*GIVEN RECORDS:*
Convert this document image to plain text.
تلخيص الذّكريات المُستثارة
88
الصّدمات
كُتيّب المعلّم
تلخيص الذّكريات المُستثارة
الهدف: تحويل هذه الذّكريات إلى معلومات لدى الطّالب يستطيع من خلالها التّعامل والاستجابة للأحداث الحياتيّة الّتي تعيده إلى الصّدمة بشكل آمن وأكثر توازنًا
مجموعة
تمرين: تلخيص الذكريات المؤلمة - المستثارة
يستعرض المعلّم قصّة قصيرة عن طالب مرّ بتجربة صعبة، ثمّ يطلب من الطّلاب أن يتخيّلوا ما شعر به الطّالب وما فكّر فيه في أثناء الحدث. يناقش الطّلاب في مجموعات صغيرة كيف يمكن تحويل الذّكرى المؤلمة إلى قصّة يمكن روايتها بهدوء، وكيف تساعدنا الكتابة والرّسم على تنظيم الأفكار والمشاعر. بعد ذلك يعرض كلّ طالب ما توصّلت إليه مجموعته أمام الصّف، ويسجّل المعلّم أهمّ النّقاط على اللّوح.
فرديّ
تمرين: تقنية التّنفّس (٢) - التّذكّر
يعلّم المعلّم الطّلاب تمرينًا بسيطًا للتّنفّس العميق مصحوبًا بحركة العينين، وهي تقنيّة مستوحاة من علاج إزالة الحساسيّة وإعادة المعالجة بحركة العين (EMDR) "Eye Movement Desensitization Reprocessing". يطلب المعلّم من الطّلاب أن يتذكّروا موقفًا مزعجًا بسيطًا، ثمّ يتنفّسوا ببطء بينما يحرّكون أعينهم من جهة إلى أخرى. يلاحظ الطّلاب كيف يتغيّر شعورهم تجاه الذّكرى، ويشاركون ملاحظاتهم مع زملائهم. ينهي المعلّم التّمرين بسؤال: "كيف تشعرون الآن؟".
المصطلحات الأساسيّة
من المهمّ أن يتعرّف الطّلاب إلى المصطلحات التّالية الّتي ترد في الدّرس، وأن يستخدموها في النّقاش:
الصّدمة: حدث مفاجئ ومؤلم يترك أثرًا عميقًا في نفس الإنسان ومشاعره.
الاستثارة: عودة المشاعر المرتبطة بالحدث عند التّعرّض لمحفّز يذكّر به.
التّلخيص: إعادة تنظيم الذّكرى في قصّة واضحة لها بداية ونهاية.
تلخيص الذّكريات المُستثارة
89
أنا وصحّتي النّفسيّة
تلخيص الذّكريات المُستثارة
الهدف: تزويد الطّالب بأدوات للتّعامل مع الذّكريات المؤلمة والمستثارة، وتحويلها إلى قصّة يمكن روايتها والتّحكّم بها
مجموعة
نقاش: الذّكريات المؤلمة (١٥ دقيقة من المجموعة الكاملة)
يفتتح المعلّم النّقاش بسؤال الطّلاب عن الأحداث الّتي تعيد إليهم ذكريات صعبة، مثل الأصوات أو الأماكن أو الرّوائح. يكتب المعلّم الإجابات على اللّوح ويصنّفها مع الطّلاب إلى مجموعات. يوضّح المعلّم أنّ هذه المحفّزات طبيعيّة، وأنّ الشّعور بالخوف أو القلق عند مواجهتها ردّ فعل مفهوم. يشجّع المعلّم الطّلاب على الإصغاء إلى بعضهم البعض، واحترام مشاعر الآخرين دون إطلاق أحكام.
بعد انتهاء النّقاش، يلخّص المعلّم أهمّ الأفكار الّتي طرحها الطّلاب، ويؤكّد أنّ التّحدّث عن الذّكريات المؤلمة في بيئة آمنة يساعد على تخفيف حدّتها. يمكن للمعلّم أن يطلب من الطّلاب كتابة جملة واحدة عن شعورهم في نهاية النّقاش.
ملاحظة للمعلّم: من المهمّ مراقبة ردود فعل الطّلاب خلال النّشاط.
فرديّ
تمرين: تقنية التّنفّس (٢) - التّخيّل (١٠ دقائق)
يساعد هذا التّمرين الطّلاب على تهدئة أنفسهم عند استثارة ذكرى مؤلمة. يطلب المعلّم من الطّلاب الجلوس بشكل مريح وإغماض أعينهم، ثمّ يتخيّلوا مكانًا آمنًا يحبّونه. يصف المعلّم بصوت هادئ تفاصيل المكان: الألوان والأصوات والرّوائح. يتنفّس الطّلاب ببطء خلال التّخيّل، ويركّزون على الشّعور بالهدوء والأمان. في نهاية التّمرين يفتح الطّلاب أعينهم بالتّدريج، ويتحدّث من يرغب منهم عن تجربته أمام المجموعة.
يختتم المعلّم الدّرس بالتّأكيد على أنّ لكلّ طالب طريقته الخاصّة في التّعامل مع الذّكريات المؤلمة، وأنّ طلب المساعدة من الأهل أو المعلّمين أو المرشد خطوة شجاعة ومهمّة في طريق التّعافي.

*EXERCISE BRIEF:* Find every line with the word "يمكن" and state how many there are, with no other words.

*FULL RESPONSE:* 3